Instructions to follow.
Where a line of the entries holds the string "text", copy that line.
(Beginning of Given data)
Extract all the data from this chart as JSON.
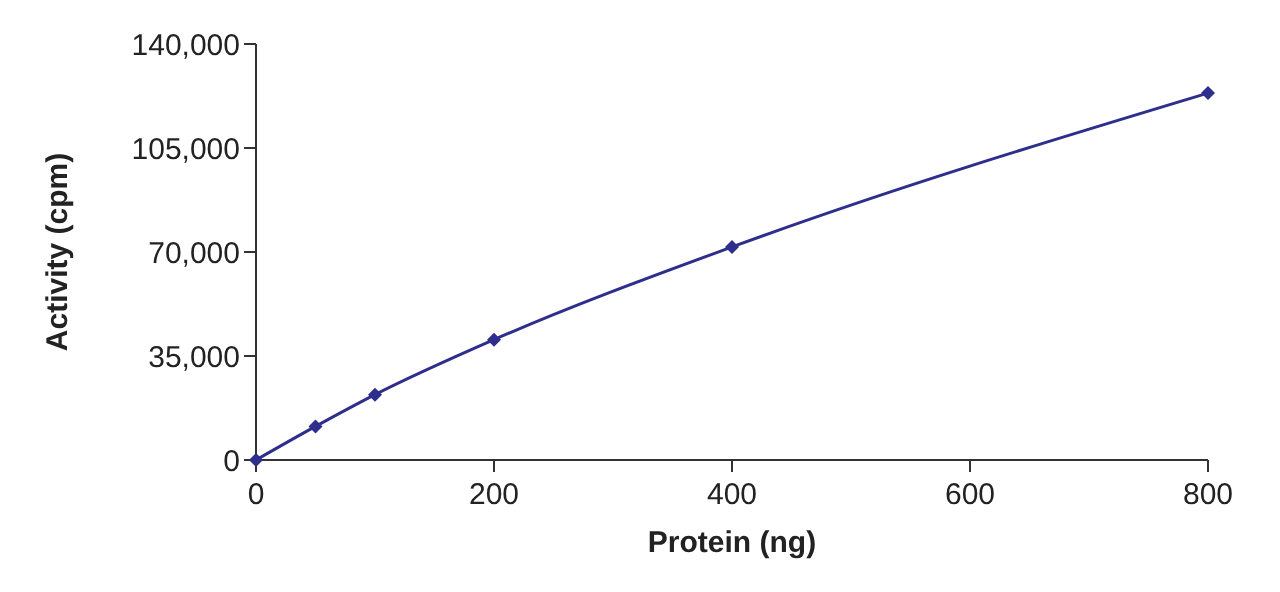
{
  "chart_data": {
    "type": "line",
    "xlabel": "Protein (ng)",
    "ylabel": "Activity (cpm)",
    "x": [
      0,
      50,
      100,
      200,
      400,
      800
    ],
    "series": [
      {
        "color": "#2e2e8c",
        "values": [
          0,
          11300,
          22000,
          40500,
          71700,
          123500
        ]
      }
    ],
    "xlim": [
      0,
      800
    ],
    "xticks": [
      0,
      200,
      400,
      600,
      800
    ],
    "ylim": [
      0,
      140000
    ],
    "yticks": [
      {
        "value": 0,
        "label": "0"
      },
      {
        "value": 35000,
        "label": "35,000"
      },
      {
        "value": 70000,
        "label": "70,000"
      },
      {
        "value": 105000,
        "label": "105,000"
      },
      {
        "value": 140000,
        "label": "140,000"
      }
    ],
    "grid": false,
    "legend": false,
    "marker": "diamond",
    "line_style": "solid"
  }
}
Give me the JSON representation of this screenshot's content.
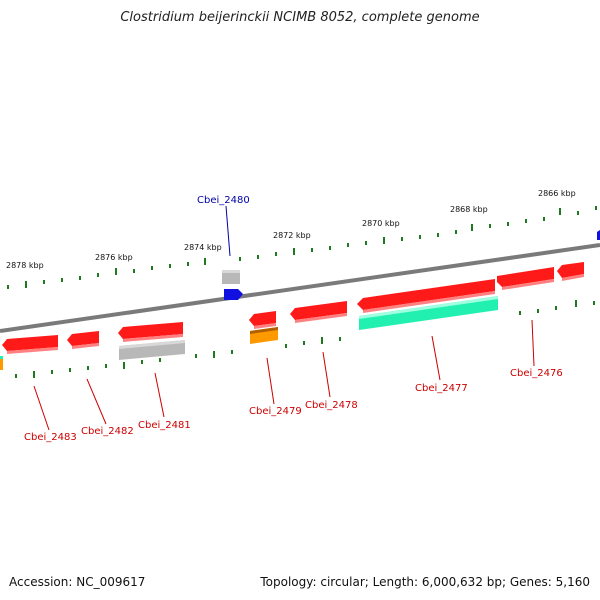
{
  "title": "Clostridium beijerinckii NCIMB 8052, complete genome",
  "footer": {
    "accession": "Accession: NC_009617",
    "summary": "Topology: circular; Length: 6,000,632 bp; Genes: 5,160"
  },
  "colors": {
    "backbone": "#7a7a7a",
    "tick": "#1f7a1f",
    "red_gene": "#ff1a1a",
    "grey_gene": "#b8b8b8",
    "blue_gene": "#1010e0",
    "orange_gene": "#ff9900",
    "teal_gene": "#22f0b0",
    "red_label": "#cc0000",
    "blue_label": "#0000aa"
  },
  "scale_labels": [
    "2878 kbp",
    "2876 kbp",
    "2874 kbp",
    "2872 kbp",
    "2870 kbp",
    "2868 kbp",
    "2866 kbp"
  ],
  "gene_labels": [
    {
      "id": "g2480",
      "text": "Cbei_2480",
      "color": "blue"
    },
    {
      "id": "g2476",
      "text": "Cbei_2476",
      "color": "red"
    },
    {
      "id": "g2477",
      "text": "Cbei_2477",
      "color": "red"
    },
    {
      "id": "g2478",
      "text": "Cbei_2478",
      "color": "red"
    },
    {
      "id": "g2479",
      "text": "Cbei_2479",
      "color": "red"
    },
    {
      "id": "g2481",
      "text": "Cbei_2481",
      "color": "red"
    },
    {
      "id": "g2482",
      "text": "Cbei_2482",
      "color": "red"
    },
    {
      "id": "g2483",
      "text": "Cbei_2483",
      "color": "red"
    }
  ]
}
(End of Given data)
Exercise answer.
      "text": "Cbei_2480",
      "text": "Cbei_2476",
      "text": "Cbei_2477",
      "text": "Cbei_2478",
      "text": "Cbei_2479",
      "text": "Cbei_2481",
      "text": "Cbei_2482",
      "text": "Cbei_2483",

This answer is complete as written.